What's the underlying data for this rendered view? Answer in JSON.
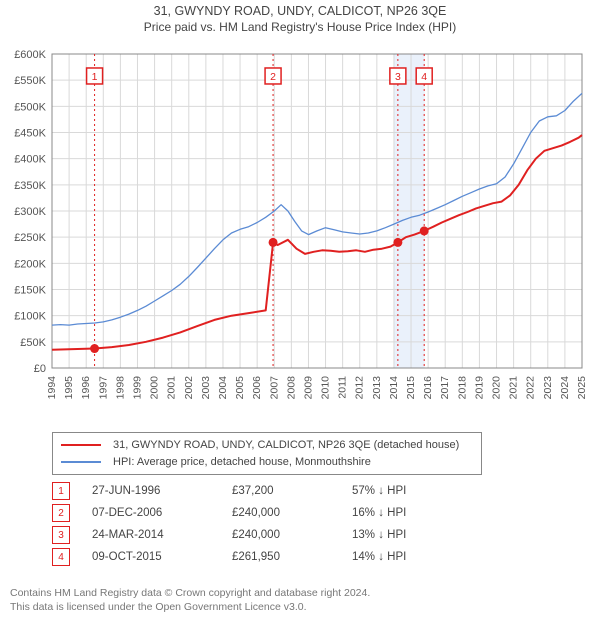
{
  "title_line1": "31, GWYNDY ROAD, UNDY, CALDICOT, NP26 3QE",
  "title_line2": "Price paid vs. HM Land Registry's House Price Index (HPI)",
  "chart": {
    "type": "line",
    "background_color": "#ffffff",
    "grid_color": "#d9d9d9",
    "plot_border_color": "#888888",
    "x": {
      "min": 1994,
      "max": 2025,
      "tick_step": 1,
      "ticks": [
        1994,
        1995,
        1996,
        1997,
        1998,
        1999,
        2000,
        2001,
        2002,
        2003,
        2004,
        2005,
        2006,
        2007,
        2008,
        2009,
        2010,
        2011,
        2012,
        2013,
        2014,
        2015,
        2016,
        2017,
        2018,
        2019,
        2020,
        2021,
        2022,
        2023,
        2024,
        2025
      ]
    },
    "y": {
      "min": 0,
      "max": 600000,
      "tick_step": 50000,
      "ticks": [
        "£0",
        "£50K",
        "£100K",
        "£150K",
        "£200K",
        "£250K",
        "£300K",
        "£350K",
        "£400K",
        "£450K",
        "£500K",
        "£550K",
        "£600K"
      ]
    },
    "highlight_band": {
      "from": 2014.0,
      "to": 2015.8,
      "color": "#eaf1fb"
    },
    "series": [
      {
        "id": "price_paid",
        "label": "31, GWYNDY ROAD, UNDY, CALDICOT, NP26 3QE (detached house)",
        "color": "#e02020",
        "line_width": 2,
        "points": [
          [
            1994.0,
            35000
          ],
          [
            1996.49,
            37200
          ],
          [
            1997.5,
            40000
          ],
          [
            1998.5,
            44000
          ],
          [
            1999.5,
            50000
          ],
          [
            2000.5,
            58000
          ],
          [
            2001.5,
            68000
          ],
          [
            2002.5,
            80000
          ],
          [
            2003.5,
            92000
          ],
          [
            2004.5,
            100000
          ],
          [
            2005.5,
            105000
          ],
          [
            2006.5,
            110000
          ],
          [
            2006.93,
            240000
          ],
          [
            2007.2,
            235000
          ],
          [
            2007.8,
            245000
          ],
          [
            2008.3,
            228000
          ],
          [
            2008.8,
            218000
          ],
          [
            2009.3,
            222000
          ],
          [
            2009.8,
            225000
          ],
          [
            2010.3,
            224000
          ],
          [
            2010.8,
            222000
          ],
          [
            2011.3,
            223000
          ],
          [
            2011.8,
            225000
          ],
          [
            2012.3,
            222000
          ],
          [
            2012.8,
            226000
          ],
          [
            2013.3,
            228000
          ],
          [
            2013.8,
            232000
          ],
          [
            2014.23,
            240000
          ],
          [
            2014.7,
            250000
          ],
          [
            2015.2,
            255000
          ],
          [
            2015.77,
            261950
          ],
          [
            2016.3,
            270000
          ],
          [
            2016.8,
            278000
          ],
          [
            2017.3,
            285000
          ],
          [
            2017.8,
            292000
          ],
          [
            2018.3,
            298000
          ],
          [
            2018.8,
            305000
          ],
          [
            2019.3,
            310000
          ],
          [
            2019.8,
            315000
          ],
          [
            2020.3,
            318000
          ],
          [
            2020.8,
            330000
          ],
          [
            2021.3,
            350000
          ],
          [
            2021.8,
            378000
          ],
          [
            2022.3,
            400000
          ],
          [
            2022.8,
            415000
          ],
          [
            2023.3,
            420000
          ],
          [
            2023.8,
            425000
          ],
          [
            2024.3,
            432000
          ],
          [
            2024.8,
            440000
          ],
          [
            2025.0,
            445000
          ]
        ],
        "markers": [
          {
            "n": 1,
            "x": 1996.49,
            "y": 37200
          },
          {
            "n": 2,
            "x": 2006.93,
            "y": 240000
          },
          {
            "n": 3,
            "x": 2014.23,
            "y": 240000
          },
          {
            "n": 4,
            "x": 2015.77,
            "y": 261950
          }
        ],
        "marker_label_y": 558000
      },
      {
        "id": "hpi",
        "label": "HPI: Average price, detached house, Monmouthshire",
        "color": "#5b8bd4",
        "line_width": 1.3,
        "points": [
          [
            1994.0,
            82000
          ],
          [
            1994.5,
            83000
          ],
          [
            1995.0,
            82000
          ],
          [
            1995.5,
            84000
          ],
          [
            1996.0,
            85000
          ],
          [
            1996.5,
            86000
          ],
          [
            1997.0,
            88000
          ],
          [
            1997.5,
            92000
          ],
          [
            1998.0,
            97000
          ],
          [
            1998.5,
            103000
          ],
          [
            1999.0,
            110000
          ],
          [
            1999.5,
            118000
          ],
          [
            2000.0,
            128000
          ],
          [
            2000.5,
            138000
          ],
          [
            2001.0,
            148000
          ],
          [
            2001.5,
            160000
          ],
          [
            2002.0,
            175000
          ],
          [
            2002.5,
            192000
          ],
          [
            2003.0,
            210000
          ],
          [
            2003.5,
            228000
          ],
          [
            2004.0,
            245000
          ],
          [
            2004.5,
            258000
          ],
          [
            2005.0,
            265000
          ],
          [
            2005.5,
            270000
          ],
          [
            2006.0,
            278000
          ],
          [
            2006.5,
            288000
          ],
          [
            2007.0,
            300000
          ],
          [
            2007.4,
            312000
          ],
          [
            2007.8,
            300000
          ],
          [
            2008.2,
            280000
          ],
          [
            2008.6,
            262000
          ],
          [
            2009.0,
            255000
          ],
          [
            2009.5,
            262000
          ],
          [
            2010.0,
            268000
          ],
          [
            2010.5,
            264000
          ],
          [
            2011.0,
            260000
          ],
          [
            2011.5,
            258000
          ],
          [
            2012.0,
            256000
          ],
          [
            2012.5,
            258000
          ],
          [
            2013.0,
            262000
          ],
          [
            2013.5,
            268000
          ],
          [
            2014.0,
            275000
          ],
          [
            2014.5,
            282000
          ],
          [
            2015.0,
            288000
          ],
          [
            2015.5,
            292000
          ],
          [
            2016.0,
            298000
          ],
          [
            2016.5,
            305000
          ],
          [
            2017.0,
            312000
          ],
          [
            2017.5,
            320000
          ],
          [
            2018.0,
            328000
          ],
          [
            2018.5,
            335000
          ],
          [
            2019.0,
            342000
          ],
          [
            2019.5,
            348000
          ],
          [
            2020.0,
            352000
          ],
          [
            2020.5,
            365000
          ],
          [
            2021.0,
            390000
          ],
          [
            2021.5,
            420000
          ],
          [
            2022.0,
            450000
          ],
          [
            2022.5,
            472000
          ],
          [
            2023.0,
            480000
          ],
          [
            2023.5,
            482000
          ],
          [
            2024.0,
            492000
          ],
          [
            2024.5,
            510000
          ],
          [
            2025.0,
            525000
          ]
        ]
      }
    ]
  },
  "legend": {
    "items": [
      {
        "color": "#e02020",
        "text": "31, GWYNDY ROAD, UNDY, CALDICOT, NP26 3QE (detached house)"
      },
      {
        "color": "#5b8bd4",
        "text": "HPI: Average price, detached house, Monmouthshire"
      }
    ]
  },
  "sales": [
    {
      "n": "1",
      "date": "27-JUN-1996",
      "price": "£37,200",
      "pct": "57% ↓ HPI"
    },
    {
      "n": "2",
      "date": "07-DEC-2006",
      "price": "£240,000",
      "pct": "16% ↓ HPI"
    },
    {
      "n": "3",
      "date": "24-MAR-2014",
      "price": "£240,000",
      "pct": "13% ↓ HPI"
    },
    {
      "n": "4",
      "date": "09-OCT-2015",
      "price": "£261,950",
      "pct": "14% ↓ HPI"
    }
  ],
  "footer_line1": "Contains HM Land Registry data © Crown copyright and database right 2024.",
  "footer_line2": "This data is licensed under the Open Government Licence v3.0."
}
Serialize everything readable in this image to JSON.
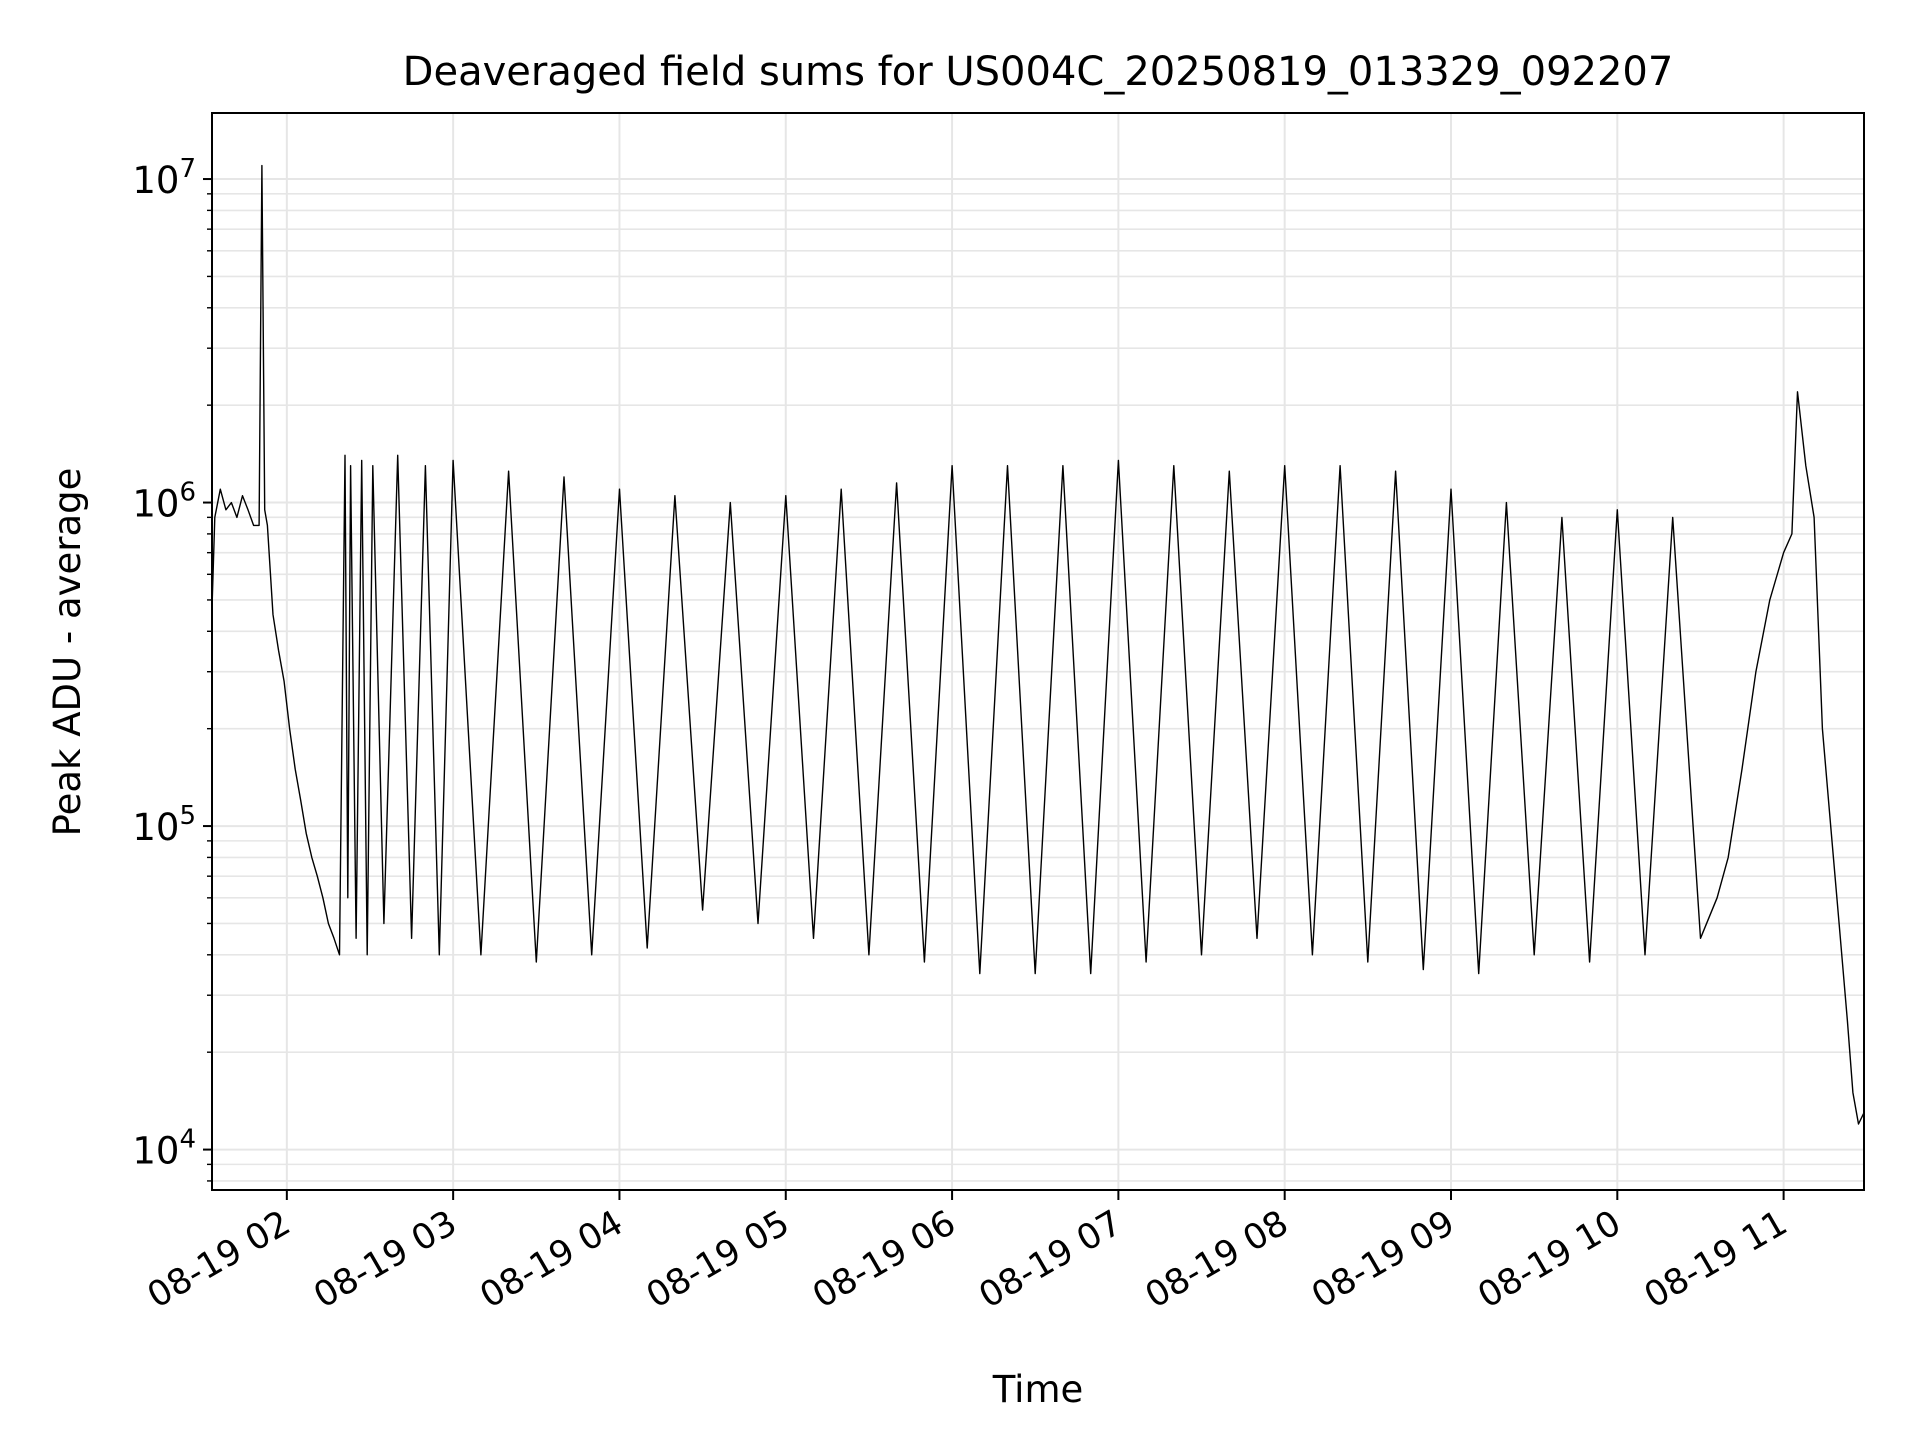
{
  "chart_data": {
    "type": "line",
    "title": "Deaveraged field sums for US004C_20250819_013329_092207",
    "xlabel": "Time",
    "ylabel": "Peak ADU - average",
    "yscale": "log",
    "xlim": [
      "08-19 01:33",
      "08-19 11:29"
    ],
    "ylim": [
      7500,
      16000000
    ],
    "grid": true,
    "line_color": "#000000",
    "grid_color": "#e6e6e6",
    "x_ticks": [
      "08-19 02",
      "08-19 03",
      "08-19 04",
      "08-19 05",
      "08-19 06",
      "08-19 07",
      "08-19 08",
      "08-19 09",
      "08-19 10",
      "08-19 11"
    ],
    "y_ticks": [
      {
        "value": 10000,
        "base": "10",
        "exp": "4"
      },
      {
        "value": 100000,
        "base": "10",
        "exp": "5"
      },
      {
        "value": 1000000,
        "base": "10",
        "exp": "6"
      },
      {
        "value": 10000000,
        "base": "10",
        "exp": "7"
      }
    ],
    "series": [
      {
        "x": [
          "08-19 01:33",
          "08-19 01:34",
          "08-19 01:36",
          "08-19 01:38",
          "08-19 01:40",
          "08-19 01:42",
          "08-19 01:44",
          "08-19 01:46",
          "08-19 01:48",
          "08-19 01:50",
          "08-19 01:51",
          "08-19 01:52",
          "08-19 01:53",
          "08-19 01:55",
          "08-19 01:57",
          "08-19 01:59",
          "08-19 02:01",
          "08-19 02:03",
          "08-19 02:05",
          "08-19 02:07",
          "08-19 02:09",
          "08-19 02:11",
          "08-19 02:13",
          "08-19 02:15",
          "08-19 02:17",
          "08-19 02:19",
          "08-19 02:21",
          "08-19 02:22",
          "08-19 02:23",
          "08-19 02:25",
          "08-19 02:27",
          "08-19 02:29",
          "08-19 02:31",
          "08-19 02:35",
          "08-19 02:40",
          "08-19 02:45",
          "08-19 02:50",
          "08-19 02:55",
          "08-19 03:00",
          "08-19 03:10",
          "08-19 03:20",
          "08-19 03:30",
          "08-19 03:40",
          "08-19 03:50",
          "08-19 04:00",
          "08-19 04:10",
          "08-19 04:20",
          "08-19 04:30",
          "08-19 04:40",
          "08-19 04:50",
          "08-19 05:00",
          "08-19 05:10",
          "08-19 05:20",
          "08-19 05:30",
          "08-19 05:40",
          "08-19 05:50",
          "08-19 06:00",
          "08-19 06:10",
          "08-19 06:20",
          "08-19 06:30",
          "08-19 06:40",
          "08-19 06:50",
          "08-19 07:00",
          "08-19 07:10",
          "08-19 07:20",
          "08-19 07:30",
          "08-19 07:40",
          "08-19 07:50",
          "08-19 08:00",
          "08-19 08:10",
          "08-19 08:20",
          "08-19 08:30",
          "08-19 08:40",
          "08-19 08:50",
          "08-19 09:00",
          "08-19 09:10",
          "08-19 09:20",
          "08-19 09:30",
          "08-19 09:40",
          "08-19 09:50",
          "08-19 10:00",
          "08-19 10:10",
          "08-19 10:20",
          "08-19 10:30",
          "08-19 10:36",
          "08-19 10:40",
          "08-19 10:45",
          "08-19 10:50",
          "08-19 10:55",
          "08-19 11:00",
          "08-19 11:03",
          "08-19 11:05",
          "08-19 11:08",
          "08-19 11:11",
          "08-19 11:14",
          "08-19 11:17",
          "08-19 11:20",
          "08-19 11:23",
          "08-19 11:25",
          "08-19 11:27",
          "08-19 11:29"
        ],
        "y": [
          470000,
          900000,
          1100000,
          950000,
          1000000,
          900000,
          1050000,
          950000,
          850000,
          850000,
          11000000,
          950000,
          850000,
          450000,
          350000,
          280000,
          200000,
          150000,
          120000,
          95000,
          80000,
          70000,
          60000,
          50000,
          45000,
          40000,
          1400000,
          60000,
          1300000,
          45000,
          1350000,
          40000,
          1300000,
          50000,
          1400000,
          45000,
          1300000,
          40000,
          1350000,
          40000,
          1250000,
          38000,
          1200000,
          40000,
          1100000,
          42000,
          1050000,
          55000,
          1000000,
          50000,
          1050000,
          45000,
          1100000,
          40000,
          1150000,
          38000,
          1300000,
          35000,
          1300000,
          35000,
          1300000,
          35000,
          1350000,
          38000,
          1300000,
          40000,
          1250000,
          45000,
          1300000,
          40000,
          1300000,
          38000,
          1250000,
          36000,
          1100000,
          35000,
          1000000,
          40000,
          900000,
          38000,
          950000,
          40000,
          900000,
          45000,
          60000,
          80000,
          150000,
          300000,
          500000,
          700000,
          800000,
          2200000,
          1300000,
          900000,
          200000,
          100000,
          50000,
          25000,
          15000,
          12000,
          13000
        ]
      }
    ]
  }
}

____________________

◆ **Work instructions**
Look through the entries above and report the number of lines that contain "detached". Write only the number.

◆ **Answer for this exercise**
4